== YOUR GOAL ==
Search the listing below for "icon". Copy each matching line.

== DATA LISTING ==
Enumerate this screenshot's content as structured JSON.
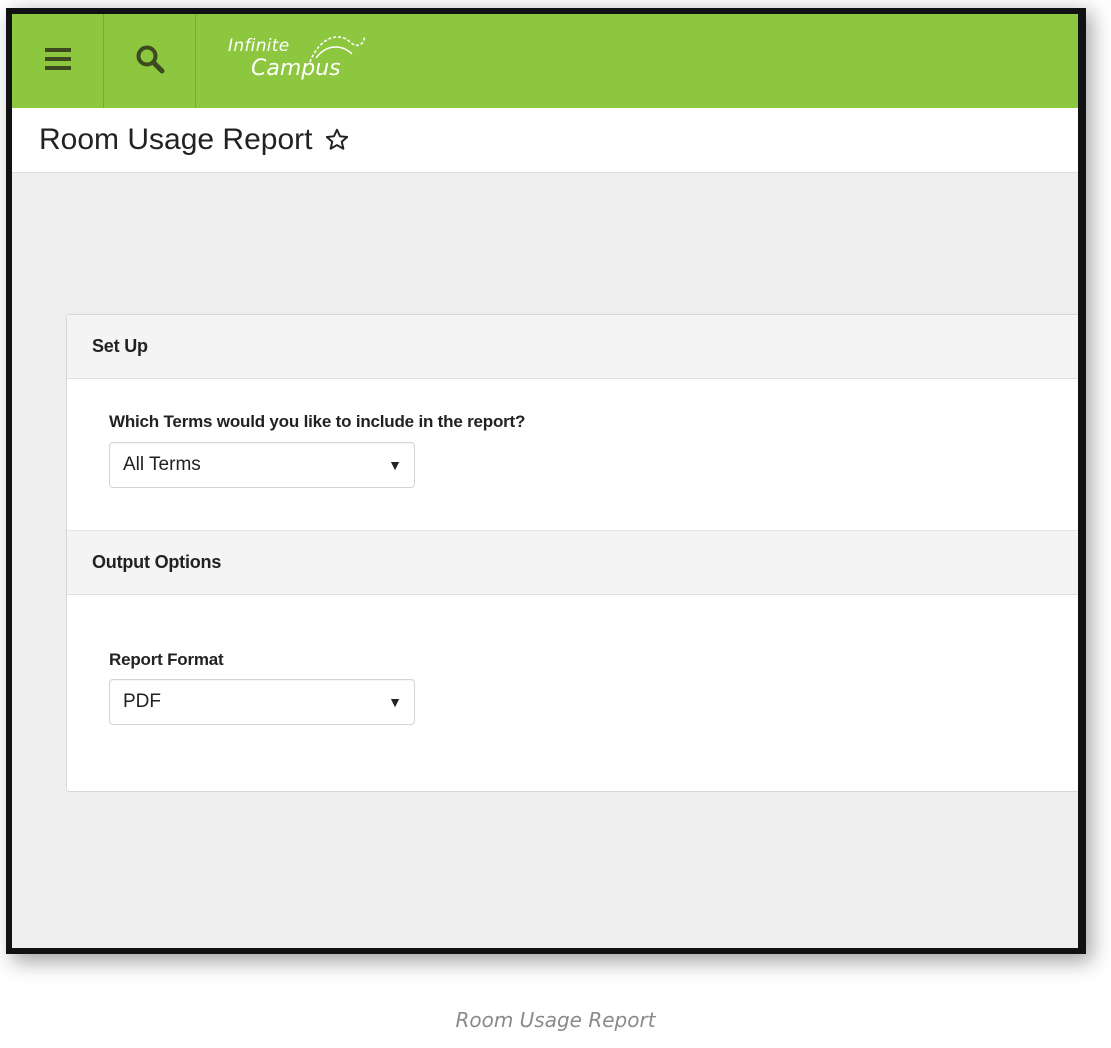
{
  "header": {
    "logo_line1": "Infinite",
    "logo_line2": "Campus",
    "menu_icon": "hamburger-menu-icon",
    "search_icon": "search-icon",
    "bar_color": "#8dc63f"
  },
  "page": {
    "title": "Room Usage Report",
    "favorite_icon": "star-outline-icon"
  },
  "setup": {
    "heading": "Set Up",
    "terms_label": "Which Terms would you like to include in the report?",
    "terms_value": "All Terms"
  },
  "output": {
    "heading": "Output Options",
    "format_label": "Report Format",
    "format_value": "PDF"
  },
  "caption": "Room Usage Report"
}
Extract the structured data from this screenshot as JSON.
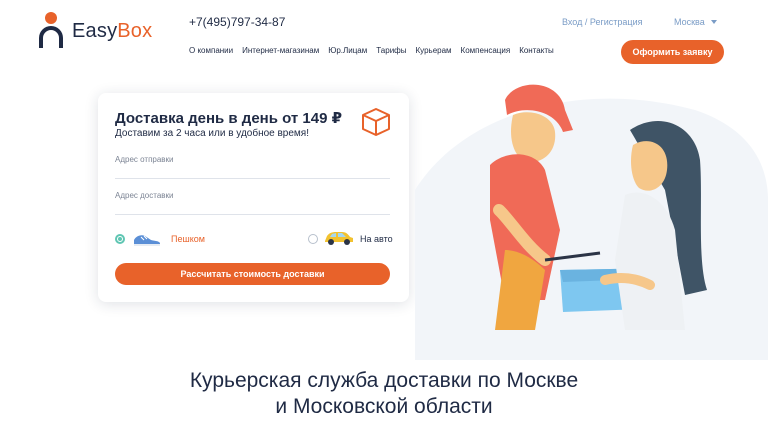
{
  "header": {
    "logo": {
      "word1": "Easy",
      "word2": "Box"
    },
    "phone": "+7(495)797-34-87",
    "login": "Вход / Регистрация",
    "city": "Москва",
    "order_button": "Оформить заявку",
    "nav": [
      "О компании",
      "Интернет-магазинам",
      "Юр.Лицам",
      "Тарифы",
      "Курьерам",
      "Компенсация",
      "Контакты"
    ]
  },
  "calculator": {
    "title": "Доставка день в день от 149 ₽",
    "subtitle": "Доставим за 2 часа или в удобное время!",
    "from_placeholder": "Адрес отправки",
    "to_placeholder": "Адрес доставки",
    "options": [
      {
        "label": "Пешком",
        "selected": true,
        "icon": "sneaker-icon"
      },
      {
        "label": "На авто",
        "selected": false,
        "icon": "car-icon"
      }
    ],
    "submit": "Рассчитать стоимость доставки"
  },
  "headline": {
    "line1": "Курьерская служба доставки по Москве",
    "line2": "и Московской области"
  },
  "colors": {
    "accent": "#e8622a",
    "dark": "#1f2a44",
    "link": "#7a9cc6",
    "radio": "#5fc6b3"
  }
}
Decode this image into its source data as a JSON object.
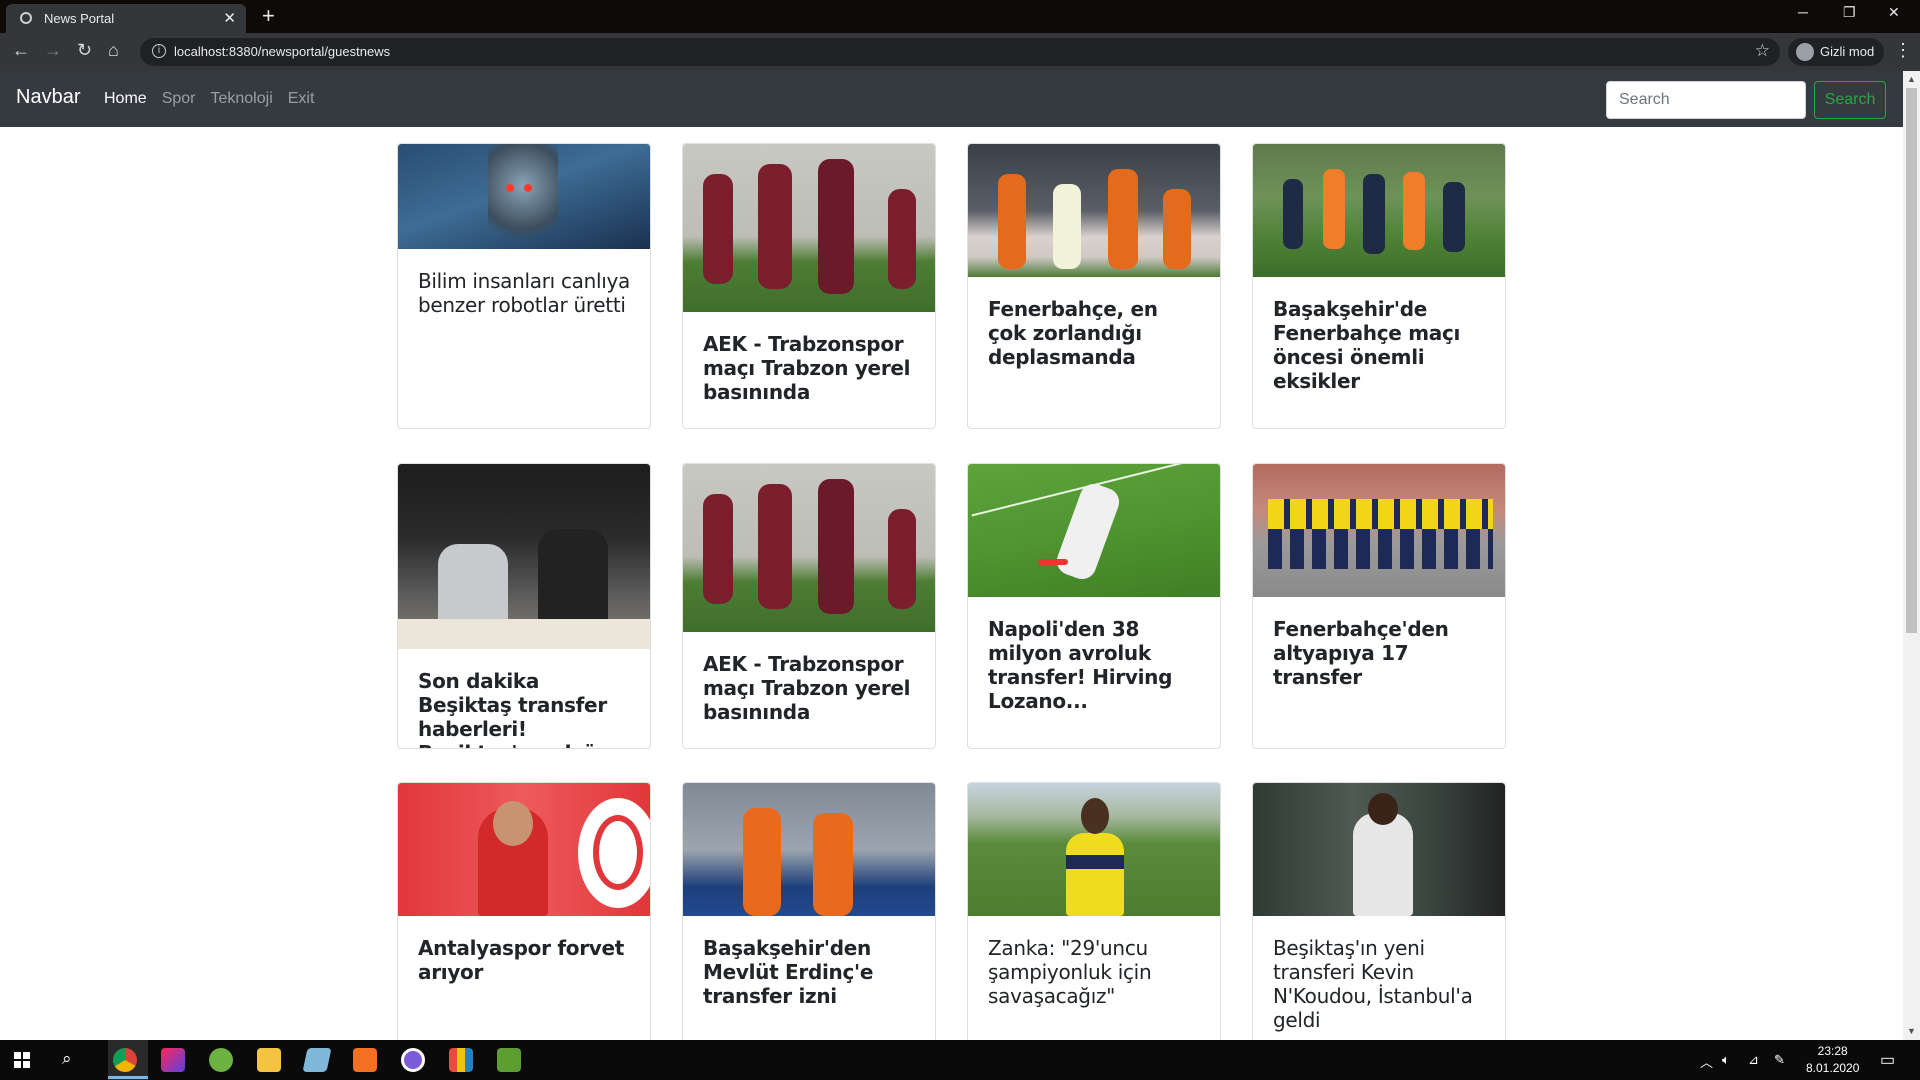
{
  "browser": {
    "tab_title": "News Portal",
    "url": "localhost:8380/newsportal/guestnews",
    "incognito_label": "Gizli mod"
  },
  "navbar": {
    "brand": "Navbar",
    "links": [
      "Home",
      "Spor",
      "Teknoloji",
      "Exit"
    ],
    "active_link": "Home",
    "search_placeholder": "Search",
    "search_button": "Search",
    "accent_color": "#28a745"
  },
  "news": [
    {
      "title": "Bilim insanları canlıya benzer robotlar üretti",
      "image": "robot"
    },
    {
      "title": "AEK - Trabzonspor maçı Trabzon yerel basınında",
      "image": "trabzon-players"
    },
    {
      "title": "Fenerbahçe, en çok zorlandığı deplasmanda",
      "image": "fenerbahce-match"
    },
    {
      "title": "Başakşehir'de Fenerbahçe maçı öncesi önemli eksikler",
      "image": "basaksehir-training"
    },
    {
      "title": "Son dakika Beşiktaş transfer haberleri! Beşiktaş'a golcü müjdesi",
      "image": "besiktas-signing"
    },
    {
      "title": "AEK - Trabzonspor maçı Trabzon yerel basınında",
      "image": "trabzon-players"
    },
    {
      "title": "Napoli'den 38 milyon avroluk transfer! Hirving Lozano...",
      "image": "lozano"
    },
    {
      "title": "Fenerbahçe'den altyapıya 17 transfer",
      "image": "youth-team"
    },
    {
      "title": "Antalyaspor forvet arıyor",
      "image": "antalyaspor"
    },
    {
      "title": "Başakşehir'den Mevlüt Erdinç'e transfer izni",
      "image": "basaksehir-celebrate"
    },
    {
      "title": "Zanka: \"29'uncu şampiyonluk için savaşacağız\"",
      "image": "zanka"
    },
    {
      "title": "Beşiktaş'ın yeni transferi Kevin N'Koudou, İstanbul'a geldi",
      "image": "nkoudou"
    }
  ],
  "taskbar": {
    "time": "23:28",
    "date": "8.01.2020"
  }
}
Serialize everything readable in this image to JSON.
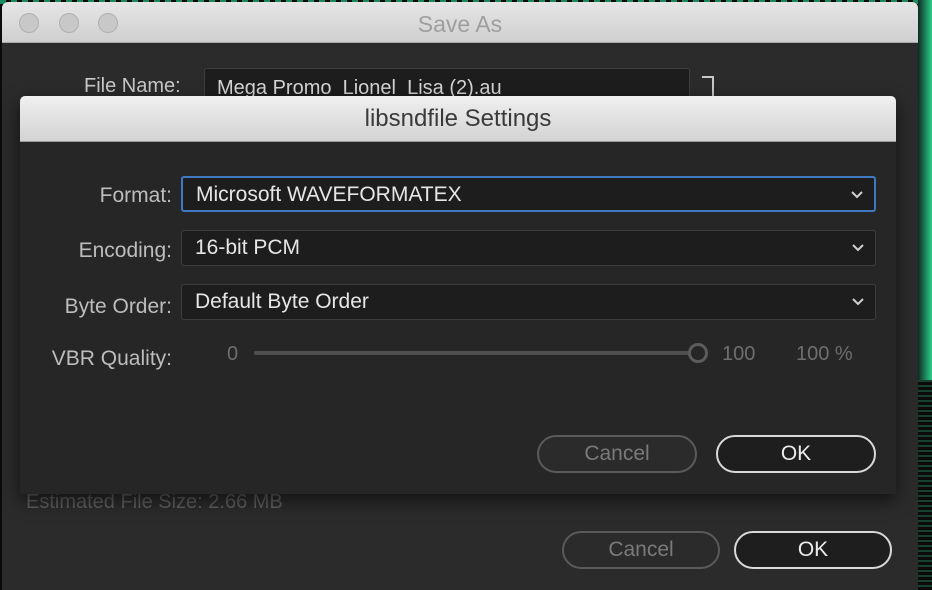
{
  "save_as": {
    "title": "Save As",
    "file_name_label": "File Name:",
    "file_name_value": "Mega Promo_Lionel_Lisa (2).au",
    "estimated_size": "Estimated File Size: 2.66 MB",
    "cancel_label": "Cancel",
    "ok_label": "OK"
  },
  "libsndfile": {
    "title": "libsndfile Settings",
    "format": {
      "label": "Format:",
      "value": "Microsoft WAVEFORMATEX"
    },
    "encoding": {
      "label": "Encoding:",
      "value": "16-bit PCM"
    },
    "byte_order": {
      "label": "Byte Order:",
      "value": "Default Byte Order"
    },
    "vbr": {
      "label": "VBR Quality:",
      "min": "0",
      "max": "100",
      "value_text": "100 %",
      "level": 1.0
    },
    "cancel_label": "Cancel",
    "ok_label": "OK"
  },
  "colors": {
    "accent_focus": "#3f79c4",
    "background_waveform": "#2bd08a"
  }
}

== EXERCISE RESULT ==
    "menu_icon": "hamburger-menu-icon",
    "search_icon": "search-icon",
    "favorite_icon": "star-outline-icon"
        "icon": "sneaker-icon"
        "icon": "car-icon"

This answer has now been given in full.